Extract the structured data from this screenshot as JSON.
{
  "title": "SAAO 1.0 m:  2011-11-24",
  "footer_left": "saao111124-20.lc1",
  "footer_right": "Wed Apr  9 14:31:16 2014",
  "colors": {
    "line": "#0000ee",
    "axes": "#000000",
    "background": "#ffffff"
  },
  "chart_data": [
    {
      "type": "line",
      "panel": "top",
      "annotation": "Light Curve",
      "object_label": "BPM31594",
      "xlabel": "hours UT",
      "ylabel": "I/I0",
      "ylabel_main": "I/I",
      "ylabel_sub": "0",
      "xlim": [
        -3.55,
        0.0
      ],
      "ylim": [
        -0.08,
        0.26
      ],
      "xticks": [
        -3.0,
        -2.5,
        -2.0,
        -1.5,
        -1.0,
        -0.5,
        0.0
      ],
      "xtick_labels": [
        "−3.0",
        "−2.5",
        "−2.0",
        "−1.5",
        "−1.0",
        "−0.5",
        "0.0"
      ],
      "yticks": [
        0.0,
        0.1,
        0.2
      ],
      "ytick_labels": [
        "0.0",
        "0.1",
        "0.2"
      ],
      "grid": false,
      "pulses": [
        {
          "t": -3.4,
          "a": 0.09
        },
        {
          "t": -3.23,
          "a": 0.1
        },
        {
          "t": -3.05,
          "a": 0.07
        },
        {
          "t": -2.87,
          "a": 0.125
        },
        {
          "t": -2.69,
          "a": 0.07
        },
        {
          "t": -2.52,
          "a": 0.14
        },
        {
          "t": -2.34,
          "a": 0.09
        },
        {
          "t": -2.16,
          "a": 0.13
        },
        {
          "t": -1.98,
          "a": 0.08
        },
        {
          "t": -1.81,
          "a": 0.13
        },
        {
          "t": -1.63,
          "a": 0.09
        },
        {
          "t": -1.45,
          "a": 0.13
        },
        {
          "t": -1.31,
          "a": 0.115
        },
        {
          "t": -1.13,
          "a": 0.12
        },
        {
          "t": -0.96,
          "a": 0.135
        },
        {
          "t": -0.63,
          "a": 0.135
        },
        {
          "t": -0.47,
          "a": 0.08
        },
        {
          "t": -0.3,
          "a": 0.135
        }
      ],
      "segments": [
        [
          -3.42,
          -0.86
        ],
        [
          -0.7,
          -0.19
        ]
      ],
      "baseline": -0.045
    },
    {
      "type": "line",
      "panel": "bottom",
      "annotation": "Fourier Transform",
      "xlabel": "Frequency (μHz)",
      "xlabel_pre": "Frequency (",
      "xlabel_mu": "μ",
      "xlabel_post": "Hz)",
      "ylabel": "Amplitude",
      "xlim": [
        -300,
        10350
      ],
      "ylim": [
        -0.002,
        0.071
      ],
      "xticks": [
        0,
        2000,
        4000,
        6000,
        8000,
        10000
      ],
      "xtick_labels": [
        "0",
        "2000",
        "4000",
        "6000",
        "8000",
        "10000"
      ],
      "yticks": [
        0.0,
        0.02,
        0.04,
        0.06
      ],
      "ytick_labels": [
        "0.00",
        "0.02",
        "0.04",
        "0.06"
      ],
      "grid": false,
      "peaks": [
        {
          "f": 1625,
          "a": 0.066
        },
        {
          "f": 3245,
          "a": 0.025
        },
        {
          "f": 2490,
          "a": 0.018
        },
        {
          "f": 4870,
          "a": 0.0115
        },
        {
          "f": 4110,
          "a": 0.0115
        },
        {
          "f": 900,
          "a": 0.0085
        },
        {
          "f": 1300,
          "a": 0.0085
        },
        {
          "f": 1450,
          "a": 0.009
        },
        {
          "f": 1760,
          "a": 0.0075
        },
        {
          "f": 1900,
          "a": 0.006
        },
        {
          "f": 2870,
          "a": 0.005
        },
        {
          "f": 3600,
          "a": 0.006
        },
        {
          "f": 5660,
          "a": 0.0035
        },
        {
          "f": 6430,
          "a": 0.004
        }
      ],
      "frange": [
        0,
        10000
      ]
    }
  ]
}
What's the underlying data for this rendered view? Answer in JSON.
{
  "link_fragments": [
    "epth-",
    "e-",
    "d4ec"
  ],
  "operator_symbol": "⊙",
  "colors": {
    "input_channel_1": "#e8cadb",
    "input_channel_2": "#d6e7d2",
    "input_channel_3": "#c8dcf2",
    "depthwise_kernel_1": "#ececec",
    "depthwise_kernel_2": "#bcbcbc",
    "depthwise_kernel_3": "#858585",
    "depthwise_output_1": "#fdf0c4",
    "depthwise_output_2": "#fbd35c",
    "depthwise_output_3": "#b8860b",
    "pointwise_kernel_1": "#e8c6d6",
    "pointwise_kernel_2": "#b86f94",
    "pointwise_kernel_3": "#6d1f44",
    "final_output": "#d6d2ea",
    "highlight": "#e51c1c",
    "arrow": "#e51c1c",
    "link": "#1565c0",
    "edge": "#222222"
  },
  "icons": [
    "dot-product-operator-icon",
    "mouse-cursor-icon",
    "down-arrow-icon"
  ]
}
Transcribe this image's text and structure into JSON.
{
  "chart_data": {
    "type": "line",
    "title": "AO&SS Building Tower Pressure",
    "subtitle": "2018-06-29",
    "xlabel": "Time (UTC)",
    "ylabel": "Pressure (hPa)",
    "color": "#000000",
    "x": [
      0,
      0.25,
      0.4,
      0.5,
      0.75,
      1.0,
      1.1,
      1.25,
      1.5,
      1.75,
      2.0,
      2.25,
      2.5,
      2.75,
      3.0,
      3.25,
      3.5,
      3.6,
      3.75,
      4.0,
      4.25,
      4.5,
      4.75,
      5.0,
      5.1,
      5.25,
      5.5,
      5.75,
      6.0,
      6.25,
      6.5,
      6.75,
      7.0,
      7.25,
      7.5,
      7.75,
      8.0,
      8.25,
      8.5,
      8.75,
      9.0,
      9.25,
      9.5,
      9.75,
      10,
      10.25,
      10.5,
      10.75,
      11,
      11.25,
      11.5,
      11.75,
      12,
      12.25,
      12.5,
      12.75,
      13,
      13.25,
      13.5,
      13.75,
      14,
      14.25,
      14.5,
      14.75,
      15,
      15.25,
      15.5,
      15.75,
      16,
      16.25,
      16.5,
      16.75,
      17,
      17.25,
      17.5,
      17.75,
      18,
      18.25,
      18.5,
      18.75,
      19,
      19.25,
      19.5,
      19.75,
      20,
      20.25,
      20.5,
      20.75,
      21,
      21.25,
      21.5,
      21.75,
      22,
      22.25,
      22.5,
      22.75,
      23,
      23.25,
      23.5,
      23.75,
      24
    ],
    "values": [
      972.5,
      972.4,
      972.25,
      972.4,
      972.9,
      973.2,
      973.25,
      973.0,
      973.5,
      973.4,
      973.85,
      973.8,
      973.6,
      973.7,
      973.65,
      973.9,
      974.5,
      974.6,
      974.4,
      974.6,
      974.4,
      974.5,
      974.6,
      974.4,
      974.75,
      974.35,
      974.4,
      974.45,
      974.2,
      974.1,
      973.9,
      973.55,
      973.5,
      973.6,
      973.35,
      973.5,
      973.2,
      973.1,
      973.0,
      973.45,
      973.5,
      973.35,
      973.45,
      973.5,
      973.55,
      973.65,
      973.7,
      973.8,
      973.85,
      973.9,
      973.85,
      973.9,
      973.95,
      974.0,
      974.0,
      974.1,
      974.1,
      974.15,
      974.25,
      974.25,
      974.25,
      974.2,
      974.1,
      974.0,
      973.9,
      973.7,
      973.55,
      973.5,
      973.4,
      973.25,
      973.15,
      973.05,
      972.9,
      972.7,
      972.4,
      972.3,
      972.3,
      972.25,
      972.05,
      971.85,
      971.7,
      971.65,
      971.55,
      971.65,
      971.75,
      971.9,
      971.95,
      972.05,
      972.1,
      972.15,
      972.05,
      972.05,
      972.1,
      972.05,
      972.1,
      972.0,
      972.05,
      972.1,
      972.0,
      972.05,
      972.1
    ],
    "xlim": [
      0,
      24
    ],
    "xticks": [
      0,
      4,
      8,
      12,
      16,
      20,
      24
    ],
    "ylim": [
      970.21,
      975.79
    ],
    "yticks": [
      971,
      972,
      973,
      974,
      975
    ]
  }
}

* * *

Directions – Pull out all lines from the entries above in which the word "this" appears.

Full solution –
Extract the structured data from this screenshot as JSON.
What's the underlying data for this rendered view? Answer in JSON.
Transcribe this image's text and structure into JSON.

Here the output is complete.